STATED GOAL> Here are some records; return them all exactly.

DATASET>
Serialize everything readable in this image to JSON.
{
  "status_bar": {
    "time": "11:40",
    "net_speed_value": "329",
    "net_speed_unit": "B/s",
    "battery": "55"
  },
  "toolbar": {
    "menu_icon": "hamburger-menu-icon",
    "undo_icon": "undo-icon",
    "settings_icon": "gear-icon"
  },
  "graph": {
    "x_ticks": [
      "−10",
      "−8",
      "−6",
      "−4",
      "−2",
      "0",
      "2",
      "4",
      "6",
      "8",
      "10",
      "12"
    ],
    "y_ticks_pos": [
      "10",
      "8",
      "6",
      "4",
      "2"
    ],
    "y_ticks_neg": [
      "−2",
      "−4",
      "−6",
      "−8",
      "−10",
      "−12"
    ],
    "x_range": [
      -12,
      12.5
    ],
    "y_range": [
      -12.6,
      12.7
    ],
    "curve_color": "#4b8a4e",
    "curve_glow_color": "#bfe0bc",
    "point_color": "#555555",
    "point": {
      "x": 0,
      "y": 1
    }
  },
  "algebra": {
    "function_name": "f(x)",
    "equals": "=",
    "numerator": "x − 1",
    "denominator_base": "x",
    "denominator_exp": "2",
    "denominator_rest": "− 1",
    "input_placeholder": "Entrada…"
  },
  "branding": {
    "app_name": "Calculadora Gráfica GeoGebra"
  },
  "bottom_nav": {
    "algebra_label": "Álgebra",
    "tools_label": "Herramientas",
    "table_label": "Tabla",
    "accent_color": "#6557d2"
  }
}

WORKED ANSWER>
Serialize everything readable in this image to JSON.
{
  "status_bar": {
    "time": "11:40",
    "net_speed_value": "329",
    "net_speed_unit": "B/s",
    "battery": "55"
  },
  "toolbar": {
    "menu_icon": "hamburger-menu-icon",
    "undo_icon": "undo-icon",
    "settings_icon": "gear-icon"
  },
  "graph": {
    "x_ticks": [
      "−10",
      "−8",
      "−6",
      "−4",
      "−2",
      "0",
      "2",
      "4",
      "6",
      "8",
      "10",
      "12"
    ],
    "y_ticks_pos": [
      "10",
      "8",
      "6",
      "4",
      "2"
    ],
    "y_ticks_neg": [
      "−2",
      "−4",
      "−6",
      "−8",
      "−10",
      "−12"
    ],
    "x_range": [
      -12,
      12.5
    ],
    "y_range": [
      -12.6,
      12.7
    ],
    "curve_color": "#4b8a4e",
    "curve_glow_color": "#bfe0bc",
    "point_color": "#555555",
    "point": {
      "x": 0,
      "y": 1
    }
  },
  "algebra": {
    "function_name": "f(x)",
    "equals": "=",
    "numerator": "x − 1",
    "denominator_base": "x",
    "denominator_exp": "2",
    "denominator_rest": "− 1",
    "input_placeholder": "Entrada…"
  },
  "branding": {
    "app_name": "Calculadora Gráfica GeoGebra"
  },
  "bottom_nav": {
    "algebra_label": "Álgebra",
    "tools_label": "Herramientas",
    "table_label": "Tabla",
    "accent_color": "#6557d2"
  }
}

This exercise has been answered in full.